Transcribe the full listing exactly, and drop every picture.

** begin Recorded information **

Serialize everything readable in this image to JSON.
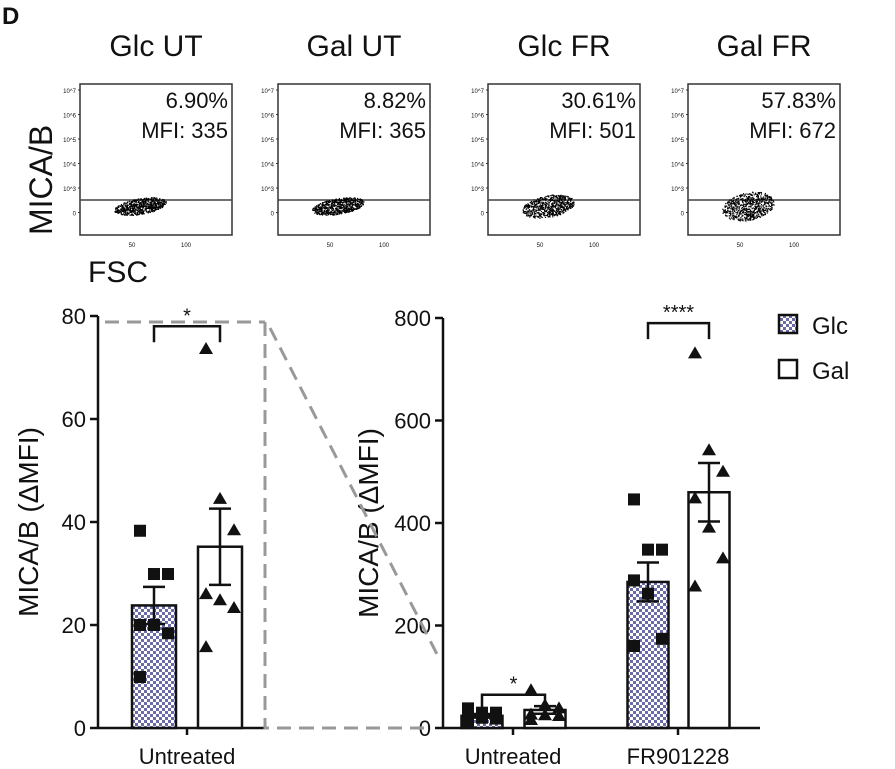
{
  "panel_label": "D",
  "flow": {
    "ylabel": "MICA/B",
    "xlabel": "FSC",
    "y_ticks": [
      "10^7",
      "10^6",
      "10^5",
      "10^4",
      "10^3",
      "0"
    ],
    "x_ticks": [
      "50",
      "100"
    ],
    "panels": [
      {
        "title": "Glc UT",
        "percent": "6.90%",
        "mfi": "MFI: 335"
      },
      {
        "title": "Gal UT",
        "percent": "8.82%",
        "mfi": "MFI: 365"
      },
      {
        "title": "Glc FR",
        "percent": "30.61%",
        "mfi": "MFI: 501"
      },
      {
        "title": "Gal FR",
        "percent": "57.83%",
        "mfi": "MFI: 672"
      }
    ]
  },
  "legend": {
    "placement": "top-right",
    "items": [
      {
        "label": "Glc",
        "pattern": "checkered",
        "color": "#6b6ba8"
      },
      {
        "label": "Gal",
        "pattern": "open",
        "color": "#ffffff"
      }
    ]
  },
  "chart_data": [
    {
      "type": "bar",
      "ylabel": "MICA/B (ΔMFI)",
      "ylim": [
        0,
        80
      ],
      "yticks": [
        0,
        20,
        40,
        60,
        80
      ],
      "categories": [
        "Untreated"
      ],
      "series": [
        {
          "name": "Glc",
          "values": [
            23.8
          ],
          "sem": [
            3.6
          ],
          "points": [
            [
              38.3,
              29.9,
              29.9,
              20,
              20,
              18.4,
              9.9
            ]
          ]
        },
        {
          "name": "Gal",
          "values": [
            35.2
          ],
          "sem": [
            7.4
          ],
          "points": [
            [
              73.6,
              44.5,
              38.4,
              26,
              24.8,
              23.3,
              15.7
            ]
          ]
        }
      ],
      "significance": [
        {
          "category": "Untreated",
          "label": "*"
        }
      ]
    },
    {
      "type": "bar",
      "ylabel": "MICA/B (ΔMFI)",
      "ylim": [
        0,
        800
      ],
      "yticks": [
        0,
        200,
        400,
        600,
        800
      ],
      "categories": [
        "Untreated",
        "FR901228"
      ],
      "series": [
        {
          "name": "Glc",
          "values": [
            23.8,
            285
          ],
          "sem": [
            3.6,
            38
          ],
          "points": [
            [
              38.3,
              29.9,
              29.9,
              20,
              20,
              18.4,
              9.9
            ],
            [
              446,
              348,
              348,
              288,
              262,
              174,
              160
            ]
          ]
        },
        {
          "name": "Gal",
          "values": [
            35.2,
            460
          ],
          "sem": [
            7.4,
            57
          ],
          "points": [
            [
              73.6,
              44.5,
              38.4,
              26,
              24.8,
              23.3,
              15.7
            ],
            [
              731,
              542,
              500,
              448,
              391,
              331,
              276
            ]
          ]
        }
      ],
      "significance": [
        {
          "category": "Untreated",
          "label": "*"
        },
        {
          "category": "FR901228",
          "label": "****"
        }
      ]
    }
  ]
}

** end Recorded information **

→ **Answer to this problem**:
Serialize everything readable in this image to JSON.
{
  "panel_label": "D",
  "flow": {
    "ylabel": "MICA/B",
    "xlabel": "FSC",
    "y_ticks": [
      "10^7",
      "10^6",
      "10^5",
      "10^4",
      "10^3",
      "0"
    ],
    "x_ticks": [
      "50",
      "100"
    ],
    "panels": [
      {
        "title": "Glc UT",
        "percent": "6.90%",
        "mfi": "MFI: 335"
      },
      {
        "title": "Gal UT",
        "percent": "8.82%",
        "mfi": "MFI: 365"
      },
      {
        "title": "Glc FR",
        "percent": "30.61%",
        "mfi": "MFI: 501"
      },
      {
        "title": "Gal FR",
        "percent": "57.83%",
        "mfi": "MFI: 672"
      }
    ]
  },
  "legend": {
    "placement": "top-right",
    "items": [
      {
        "label": "Glc",
        "pattern": "checkered",
        "color": "#6b6ba8"
      },
      {
        "label": "Gal",
        "pattern": "open",
        "color": "#ffffff"
      }
    ]
  },
  "chart_data": [
    {
      "type": "bar",
      "ylabel": "MICA/B (ΔMFI)",
      "ylim": [
        0,
        80
      ],
      "yticks": [
        0,
        20,
        40,
        60,
        80
      ],
      "categories": [
        "Untreated"
      ],
      "series": [
        {
          "name": "Glc",
          "values": [
            23.8
          ],
          "sem": [
            3.6
          ],
          "points": [
            [
              38.3,
              29.9,
              29.9,
              20,
              20,
              18.4,
              9.9
            ]
          ]
        },
        {
          "name": "Gal",
          "values": [
            35.2
          ],
          "sem": [
            7.4
          ],
          "points": [
            [
              73.6,
              44.5,
              38.4,
              26,
              24.8,
              23.3,
              15.7
            ]
          ]
        }
      ],
      "significance": [
        {
          "category": "Untreated",
          "label": "*"
        }
      ]
    },
    {
      "type": "bar",
      "ylabel": "MICA/B (ΔMFI)",
      "ylim": [
        0,
        800
      ],
      "yticks": [
        0,
        200,
        400,
        600,
        800
      ],
      "categories": [
        "Untreated",
        "FR901228"
      ],
      "series": [
        {
          "name": "Glc",
          "values": [
            23.8,
            285
          ],
          "sem": [
            3.6,
            38
          ],
          "points": [
            [
              38.3,
              29.9,
              29.9,
              20,
              20,
              18.4,
              9.9
            ],
            [
              446,
              348,
              348,
              288,
              262,
              174,
              160
            ]
          ]
        },
        {
          "name": "Gal",
          "values": [
            35.2,
            460
          ],
          "sem": [
            7.4,
            57
          ],
          "points": [
            [
              73.6,
              44.5,
              38.4,
              26,
              24.8,
              23.3,
              15.7
            ],
            [
              731,
              542,
              500,
              448,
              391,
              331,
              276
            ]
          ]
        }
      ],
      "significance": [
        {
          "category": "Untreated",
          "label": "*"
        },
        {
          "category": "FR901228",
          "label": "****"
        }
      ]
    }
  ]
}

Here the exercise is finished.